● **TO BE DONE**: Reproduce, character for character, the stretch of items from the line containing "legend-label: H-BEA(37) —" through the line containing "y-tick-label: 40 — [84, 228, 103, 248]", both ends included, and nothing else.

● **RECORDED DATA**:
━━━━

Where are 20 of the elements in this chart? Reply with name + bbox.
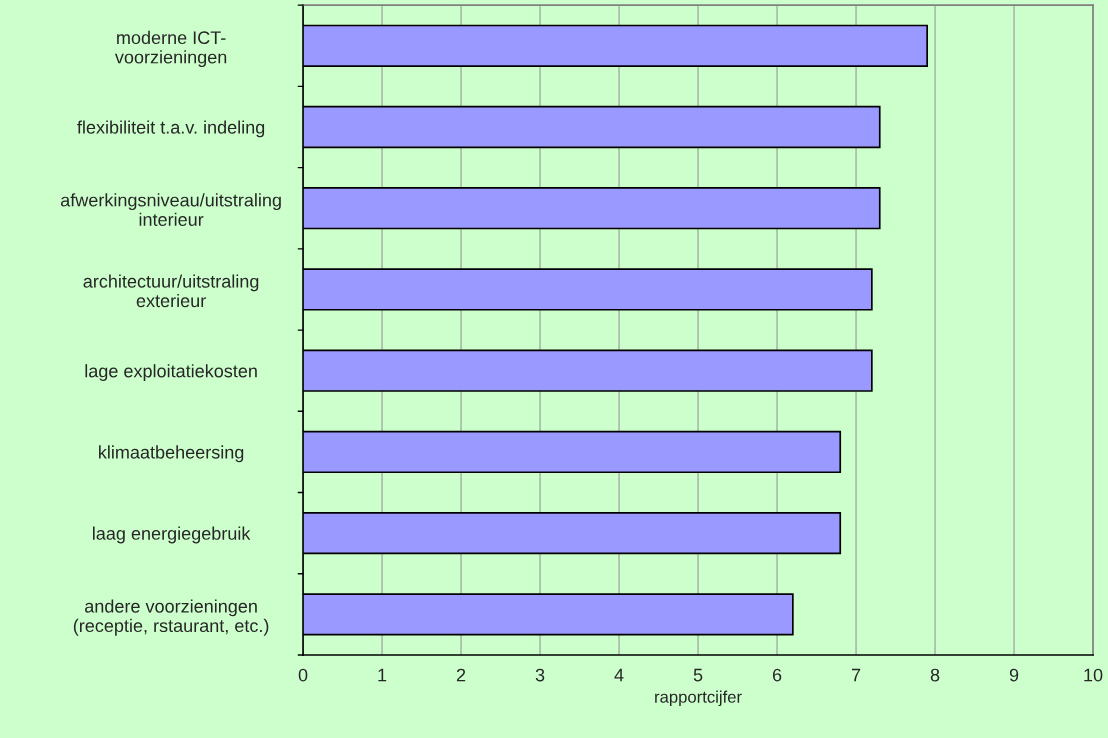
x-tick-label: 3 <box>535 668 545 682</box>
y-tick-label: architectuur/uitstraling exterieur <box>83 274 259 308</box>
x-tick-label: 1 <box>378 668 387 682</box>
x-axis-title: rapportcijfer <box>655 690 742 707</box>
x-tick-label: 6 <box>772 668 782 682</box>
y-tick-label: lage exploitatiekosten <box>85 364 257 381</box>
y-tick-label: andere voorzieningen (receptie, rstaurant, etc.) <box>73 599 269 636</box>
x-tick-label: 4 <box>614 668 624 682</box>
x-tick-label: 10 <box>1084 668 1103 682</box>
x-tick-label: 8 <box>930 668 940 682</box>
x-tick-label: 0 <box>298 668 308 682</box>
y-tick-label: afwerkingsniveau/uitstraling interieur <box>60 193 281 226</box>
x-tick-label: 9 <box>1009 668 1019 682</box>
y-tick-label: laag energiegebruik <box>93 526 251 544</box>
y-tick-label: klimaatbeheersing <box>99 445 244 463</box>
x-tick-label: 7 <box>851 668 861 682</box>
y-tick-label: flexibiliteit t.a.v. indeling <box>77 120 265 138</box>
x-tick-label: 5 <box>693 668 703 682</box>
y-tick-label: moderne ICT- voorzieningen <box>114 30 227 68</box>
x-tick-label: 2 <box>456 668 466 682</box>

━━━━

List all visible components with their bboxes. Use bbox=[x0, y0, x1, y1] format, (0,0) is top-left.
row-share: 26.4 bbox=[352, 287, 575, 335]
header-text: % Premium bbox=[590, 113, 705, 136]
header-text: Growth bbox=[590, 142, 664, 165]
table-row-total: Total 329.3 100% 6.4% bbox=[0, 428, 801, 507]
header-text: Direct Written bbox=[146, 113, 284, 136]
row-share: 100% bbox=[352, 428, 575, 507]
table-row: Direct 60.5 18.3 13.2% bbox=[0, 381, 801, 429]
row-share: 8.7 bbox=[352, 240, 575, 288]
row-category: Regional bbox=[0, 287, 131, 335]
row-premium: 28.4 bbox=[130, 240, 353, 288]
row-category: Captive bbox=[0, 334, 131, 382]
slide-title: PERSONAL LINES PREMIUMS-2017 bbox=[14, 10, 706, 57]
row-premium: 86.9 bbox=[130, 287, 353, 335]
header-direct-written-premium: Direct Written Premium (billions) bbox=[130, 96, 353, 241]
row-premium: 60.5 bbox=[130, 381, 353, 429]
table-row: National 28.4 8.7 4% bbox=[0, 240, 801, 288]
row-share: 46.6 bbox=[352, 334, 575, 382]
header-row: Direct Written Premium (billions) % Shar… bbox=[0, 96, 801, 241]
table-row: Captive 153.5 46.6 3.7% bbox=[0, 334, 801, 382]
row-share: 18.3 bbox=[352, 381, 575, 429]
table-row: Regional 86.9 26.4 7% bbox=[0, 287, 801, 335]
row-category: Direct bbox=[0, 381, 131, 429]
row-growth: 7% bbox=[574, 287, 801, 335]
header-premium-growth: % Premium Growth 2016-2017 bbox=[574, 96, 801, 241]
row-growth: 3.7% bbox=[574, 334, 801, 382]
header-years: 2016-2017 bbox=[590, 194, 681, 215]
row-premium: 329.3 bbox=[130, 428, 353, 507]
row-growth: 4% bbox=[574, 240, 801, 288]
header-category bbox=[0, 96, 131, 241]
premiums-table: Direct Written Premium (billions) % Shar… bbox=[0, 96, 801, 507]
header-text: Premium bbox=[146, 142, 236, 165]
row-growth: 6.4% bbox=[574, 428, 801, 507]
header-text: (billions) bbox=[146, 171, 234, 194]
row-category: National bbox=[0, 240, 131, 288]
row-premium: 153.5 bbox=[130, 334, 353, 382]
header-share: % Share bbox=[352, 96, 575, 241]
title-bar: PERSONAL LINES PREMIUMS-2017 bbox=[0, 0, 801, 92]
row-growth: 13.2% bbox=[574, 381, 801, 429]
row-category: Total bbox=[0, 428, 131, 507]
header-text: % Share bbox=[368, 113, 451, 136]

━━━━

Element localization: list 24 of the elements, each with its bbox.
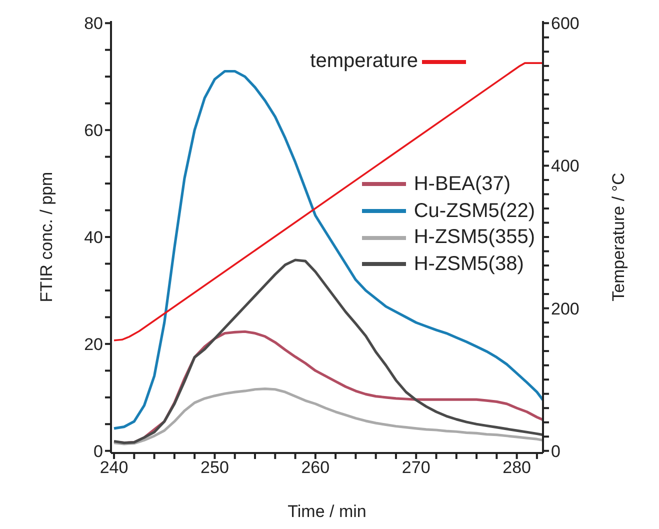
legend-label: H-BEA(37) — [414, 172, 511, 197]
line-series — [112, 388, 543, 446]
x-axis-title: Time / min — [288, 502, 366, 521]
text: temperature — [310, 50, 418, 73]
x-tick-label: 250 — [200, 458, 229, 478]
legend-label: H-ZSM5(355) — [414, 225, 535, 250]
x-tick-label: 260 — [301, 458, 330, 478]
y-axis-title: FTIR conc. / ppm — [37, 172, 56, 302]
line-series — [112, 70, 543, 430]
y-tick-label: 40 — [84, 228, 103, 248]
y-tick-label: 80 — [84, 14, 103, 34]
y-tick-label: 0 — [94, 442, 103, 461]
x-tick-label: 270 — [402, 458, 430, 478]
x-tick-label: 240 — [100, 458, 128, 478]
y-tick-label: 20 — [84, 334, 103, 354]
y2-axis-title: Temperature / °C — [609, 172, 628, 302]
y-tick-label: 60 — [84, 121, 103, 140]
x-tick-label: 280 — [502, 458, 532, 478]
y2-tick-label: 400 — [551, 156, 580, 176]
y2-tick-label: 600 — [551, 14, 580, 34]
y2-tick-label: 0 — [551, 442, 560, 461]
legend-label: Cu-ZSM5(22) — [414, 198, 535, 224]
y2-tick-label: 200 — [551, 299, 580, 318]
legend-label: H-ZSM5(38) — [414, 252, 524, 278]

━━━━

● **RESPONSE TO THE TASK**:
legend-label: H-BEA(37) — [414, 172, 511, 197]
line-series — [112, 388, 543, 446]
x-axis-title: Time / min — [288, 502, 366, 521]
text: temperature — [310, 50, 418, 73]
x-tick-label: 250 — [200, 458, 229, 478]
legend-label: H-ZSM5(355) — [414, 225, 535, 250]
x-tick-label: 260 — [301, 458, 330, 478]
y-axis-title: FTIR conc. / ppm — [37, 172, 56, 302]
line-series — [112, 70, 543, 430]
y-tick-label: 40 — [84, 228, 103, 248]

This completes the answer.